WHAT IS EXPECTED ▸
The entire listing is to be repeated verbatim.
##### RECORDS SHOWN #####
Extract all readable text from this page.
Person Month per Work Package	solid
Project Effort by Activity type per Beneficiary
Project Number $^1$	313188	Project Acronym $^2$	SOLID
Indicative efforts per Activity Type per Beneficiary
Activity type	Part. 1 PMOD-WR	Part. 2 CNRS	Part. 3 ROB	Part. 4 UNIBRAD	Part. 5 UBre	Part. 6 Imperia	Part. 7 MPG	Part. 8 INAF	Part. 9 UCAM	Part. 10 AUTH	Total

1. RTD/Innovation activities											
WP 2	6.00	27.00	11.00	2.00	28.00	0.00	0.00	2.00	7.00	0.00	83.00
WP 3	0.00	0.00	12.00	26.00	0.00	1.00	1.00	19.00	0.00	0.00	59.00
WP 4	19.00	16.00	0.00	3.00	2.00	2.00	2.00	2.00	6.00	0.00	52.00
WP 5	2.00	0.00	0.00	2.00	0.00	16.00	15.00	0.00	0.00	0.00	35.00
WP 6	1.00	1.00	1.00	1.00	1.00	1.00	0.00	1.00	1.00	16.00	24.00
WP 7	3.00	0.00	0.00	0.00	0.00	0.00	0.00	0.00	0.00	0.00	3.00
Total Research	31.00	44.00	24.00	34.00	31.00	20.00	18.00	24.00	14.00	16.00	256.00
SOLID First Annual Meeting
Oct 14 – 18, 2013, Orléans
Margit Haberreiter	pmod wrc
#####
EXPECTED OUTPUT ▸
Extract all readable text from this page.
Person Month per Work Package	solid
Project Effort by Activity type per Beneficiary
Project Number $^1$	313188	Project Acronym $^2$	SOLID
Indicative efforts per Activity Type per Beneficiary
Activity type	Part. 1 PMOD-WR	Part. 2 CNRS	Part. 3 ROB	Part. 4 UNIBRAD	Part. 5 UBre	Part. 6 Imperia	Part. 7 MPG	Part. 8 INAF	Part. 9 UCAM	Part. 10 AUTH	Total

1. RTD/Innovation activities											
WP 2	6.00	27.00	11.00	2.00	28.00	0.00	0.00	2.00	7.00	0.00	83.00
WP 3	0.00	0.00	12.00	26.00	0.00	1.00	1.00	19.00	0.00	0.00	59.00
WP 4	19.00	16.00	0.00	3.00	2.00	2.00	2.00	2.00	6.00	0.00	52.00
WP 5	2.00	0.00	0.00	2.00	0.00	16.00	15.00	0.00	0.00	0.00	35.00
WP 6	1.00	1.00	1.00	1.00	1.00	1.00	0.00	1.00	1.00	16.00	24.00
WP 7	3.00	0.00	0.00	0.00	0.00	0.00	0.00	0.00	0.00	0.00	3.00
Total Research	31.00	44.00	24.00	34.00	31.00	20.00	18.00	24.00	14.00	16.00	256.00
SOLID First Annual Meeting
Oct 14 – 18, 2013, Orléans
Margit Haberreiter	pmod wrc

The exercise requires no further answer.